*Recorded information:*
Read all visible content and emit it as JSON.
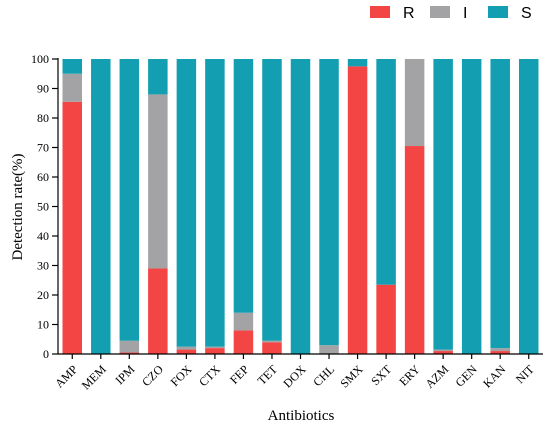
{
  "chart_data": {
    "type": "bar",
    "stacked": true,
    "title": "",
    "xlabel": "Antibiotics",
    "ylabel": "Detection rate(%)",
    "ylim": [
      0,
      100
    ],
    "yticks": [
      0,
      10,
      20,
      30,
      40,
      50,
      60,
      70,
      80,
      90,
      100
    ],
    "categories": [
      "AMP",
      "MEM",
      "IPM",
      "CZO",
      "FOX",
      "CTX",
      "FEP",
      "TET",
      "DOX",
      "CHL",
      "SMX",
      "SXT",
      "ERY",
      "AZM",
      "GEN",
      "KAN",
      "NIT"
    ],
    "series": [
      {
        "name": "R",
        "color": "#f44545",
        "values": [
          85.5,
          0,
          0.5,
          29,
          1.5,
          2,
          8,
          4,
          0,
          0,
          97.5,
          23.5,
          70.5,
          1,
          0,
          1,
          0
        ]
      },
      {
        "name": "I",
        "color": "#a3a3a6",
        "values": [
          9.5,
          0,
          4,
          59,
          1,
          0.5,
          6,
          0.5,
          0,
          3,
          0,
          0,
          29.5,
          0.5,
          0,
          1,
          0
        ]
      },
      {
        "name": "S",
        "color": "#139fb1",
        "values": [
          5,
          100,
          95.5,
          12,
          97.5,
          97.5,
          86,
          95.5,
          100,
          97,
          2.5,
          76.5,
          0,
          98.5,
          100,
          98,
          100
        ]
      }
    ],
    "legend_position": "top-right",
    "grid": false
  }
}
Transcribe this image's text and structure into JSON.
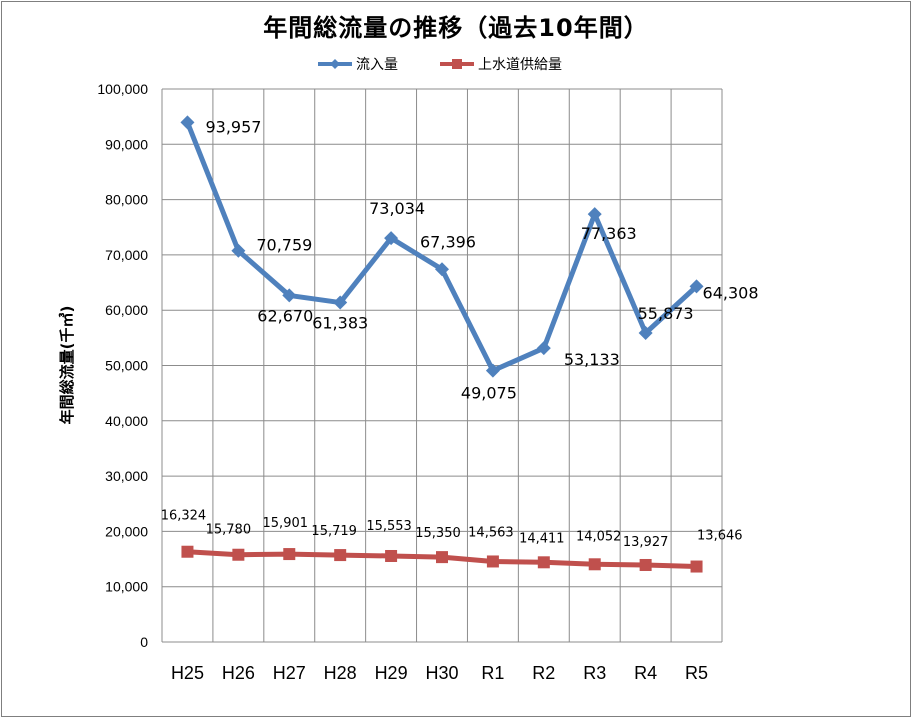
{
  "chart_data": {
    "type": "line",
    "title": "年間総流量の推移（過去10年間）",
    "ylabel": "年間総流量(千㎥)",
    "xlabel": "",
    "categories": [
      "H25",
      "H26",
      "H27",
      "H28",
      "H29",
      "H30",
      "R1",
      "R2",
      "R3",
      "R4",
      "R5"
    ],
    "ylim": [
      0,
      100000
    ],
    "ytick_step": 10000,
    "ytick_labels": [
      "0",
      "10,000",
      "20,000",
      "30,000",
      "40,000",
      "50,000",
      "60,000",
      "70,000",
      "80,000",
      "90,000",
      "100,000"
    ],
    "grid": true,
    "legend_position": "top",
    "series": [
      {
        "name": "流入量",
        "color": "#4F81BD",
        "marker": "diamond",
        "values": [
          93957,
          70759,
          62670,
          61383,
          73034,
          67396,
          49075,
          53133,
          77363,
          55873,
          64308
        ],
        "labels": [
          "93,957",
          "70,759",
          "62,670",
          "61,383",
          "73,034",
          "67,396",
          "49,075",
          "53,133",
          "77,363",
          "55,873",
          "64,308"
        ]
      },
      {
        "name": "上水道供給量",
        "color": "#C0504D",
        "marker": "square",
        "values": [
          16324,
          15780,
          15901,
          15719,
          15553,
          15350,
          14563,
          14411,
          14052,
          13927,
          13646
        ],
        "labels": [
          "16,324",
          "15,780",
          "15,901",
          "15,719",
          "15,553",
          "15,350",
          "14,563",
          "14,411",
          "14,052",
          "13,927",
          "13,646"
        ]
      }
    ]
  }
}
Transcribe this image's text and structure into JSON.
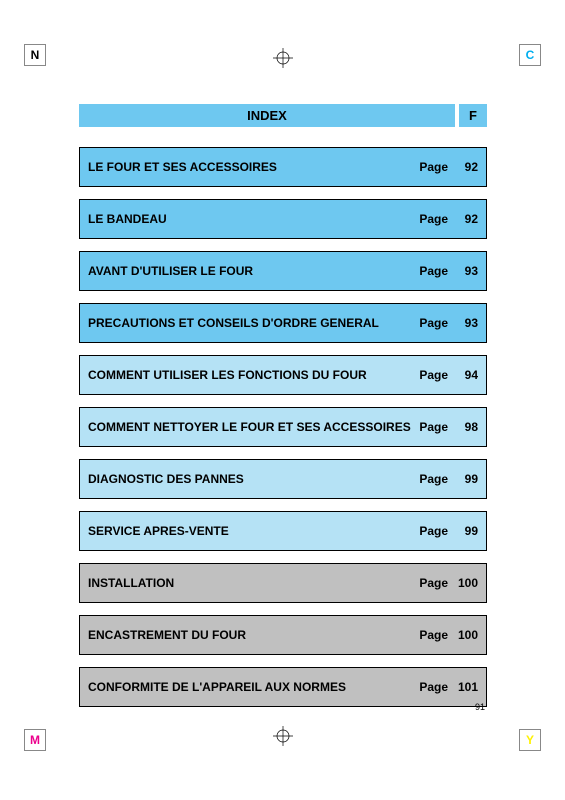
{
  "crop_marks": {
    "n": "N",
    "c": "C",
    "m": "M",
    "y": "Y"
  },
  "header": {
    "index_label": "INDEX",
    "lang_label": "F",
    "bg": "#6ec8f0"
  },
  "entries": [
    {
      "title": "LE FOUR ET SES ACCESSOIRES",
      "page_label": "Page",
      "page_num": "92",
      "bg": "#6ec8f0"
    },
    {
      "title": "LE BANDEAU",
      "page_label": "Page",
      "page_num": "92",
      "bg": "#6ec8f0"
    },
    {
      "title": "AVANT D'UTILISER LE FOUR",
      "page_label": "Page",
      "page_num": "93",
      "bg": "#6ec8f0"
    },
    {
      "title": "PRECAUTIONS ET CONSEILS D'ORDRE GENERAL",
      "page_label": "Page",
      "page_num": "93",
      "bg": "#6ec8f0"
    },
    {
      "title": "COMMENT UTILISER LES FONCTIONS DU FOUR",
      "page_label": "Page",
      "page_num": "94",
      "bg": "#b5e2f5"
    },
    {
      "title": "COMMENT NETTOYER LE FOUR ET SES ACCESSOIRES",
      "page_label": "Page",
      "page_num": "98",
      "bg": "#b5e2f5"
    },
    {
      "title": "DIAGNOSTIC DES PANNES",
      "page_label": "Page",
      "page_num": "99",
      "bg": "#b5e2f5"
    },
    {
      "title": "SERVICE APRES-VENTE",
      "page_label": "Page",
      "page_num": "99",
      "bg": "#b5e2f5"
    },
    {
      "title": "INSTALLATION",
      "page_label": "Page",
      "page_num": "100",
      "bg": "#c0c0c0"
    },
    {
      "title": "ENCASTREMENT DU FOUR",
      "page_label": "Page",
      "page_num": "100",
      "bg": "#c0c0c0"
    },
    {
      "title": "CONFORMITE DE L'APPAREIL AUX NORMES",
      "page_label": "Page",
      "page_num": "101",
      "bg": "#c0c0c0"
    }
  ],
  "footer_page_num": "91"
}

*To do:*
Scan the records above for the string "ylabel", then report every line that contains it.

*Completed exercise:*
    "ylabel": "Detection rate(%)",
    "ylabel": "年間総流量(千㎥)",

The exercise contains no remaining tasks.